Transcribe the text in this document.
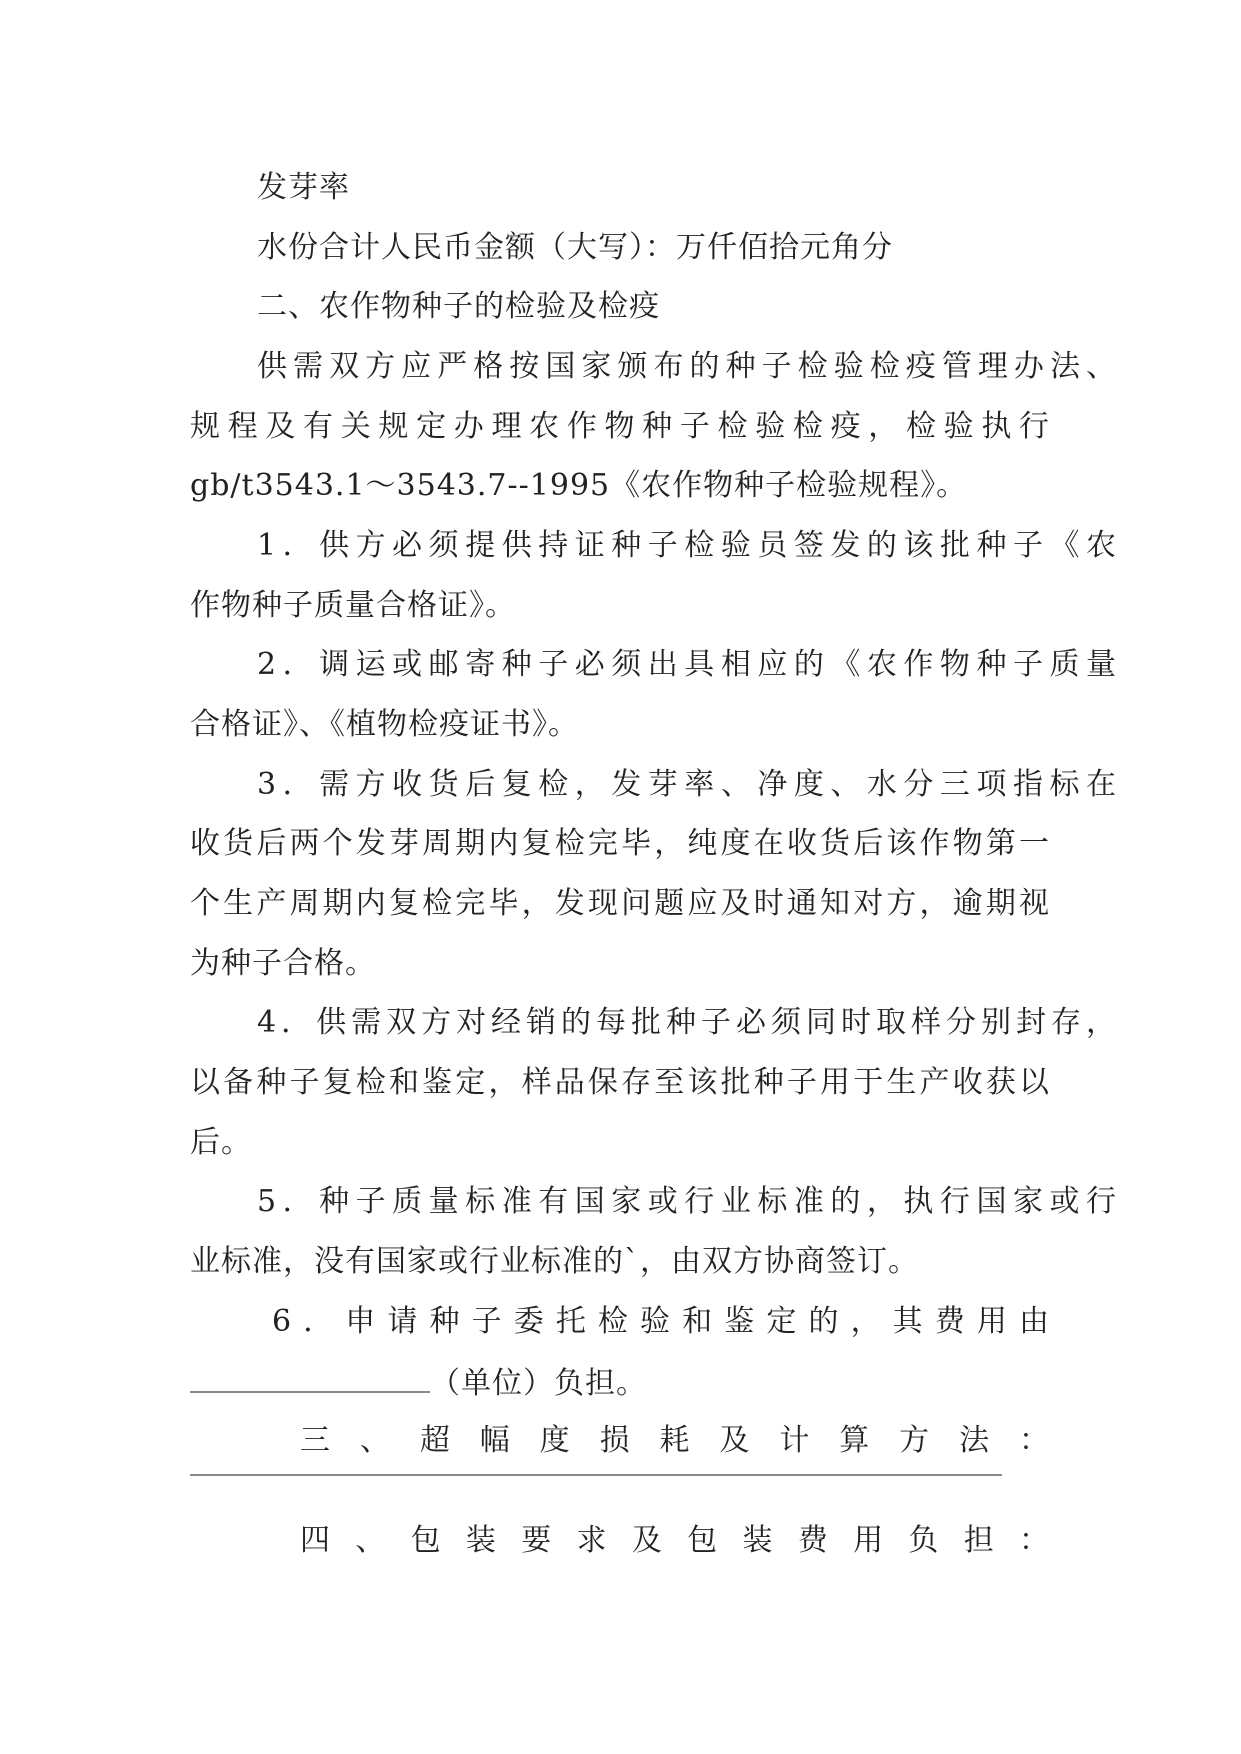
发芽率
水份合计人民币金额（大写）：万仟佰拾元角分
二、农作物种子的检验及检疫
供需双方应严格按国家颁布的种子检验检疫管理办法、
规程及有关规定办理农作物种子检验检疫，检验执行
gb/t3543.1～3543.7--1995《农作物种子检验规程》。
1．供方必须提供持证种子检验员签发的该批种子《农
作物种子质量合格证》。
2．调运或邮寄种子必须出具相应的《农作物种子质量
合格证》、《植物检疫证书》。
3．需方收货后复检，发芽率、净度、水分三项指标在
收货后两个发芽周期内复检完毕，纯度在收货后该作物第一
个生产周期内复检完毕，发现问题应及时通知对方，逾期视
为种子合格。
4．供需双方对经销的每批种子必须同时取样分别封存，
以备种子复检和鉴定，样品保存至该批种子用于生产收获以
后。
5．种子质量标准有国家或行业标准的，执行国家或行
业标准，没有国家或行业标准的`，由双方协商签订。
6．申请种子委托检验和鉴定的，其费用由
（单位）负担。
三、超幅度损耗及计算方法：
四、包装要求及包装费用负担：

WHAT THE TASK REQUIRES
Reproduce the entries exactly. Do not carry over any picture.

WRITTEN REPLY
Transcribe the text in this document.
发芽率
水份合计人民币金额（大写）：万仟佰拾元角分
二、农作物种子的检验及检疫
供需双方应严格按国家颁布的种子检验检疫管理办法、
规程及有关规定办理农作物种子检验检疫，检验执行
gb/t3543.1～3543.7--1995《农作物种子检验规程》。
1．供方必须提供持证种子检验员签发的该批种子《农
作物种子质量合格证》。
2．调运或邮寄种子必须出具相应的《农作物种子质量
合格证》、《植物检疫证书》。
3．需方收货后复检，发芽率、净度、水分三项指标在
收货后两个发芽周期内复检完毕，纯度在收货后该作物第一
个生产周期内复检完毕，发现问题应及时通知对方，逾期视
为种子合格。
4．供需双方对经销的每批种子必须同时取样分别封存，
以备种子复检和鉴定，样品保存至该批种子用于生产收获以
后。
5．种子质量标准有国家或行业标准的，执行国家或行
业标准，没有国家或行业标准的`，由双方协商签订。
6．申请种子委托检验和鉴定的，其费用由
（单位）负担。
三、超幅度损耗及计算方法：
四、包装要求及包装费用负担：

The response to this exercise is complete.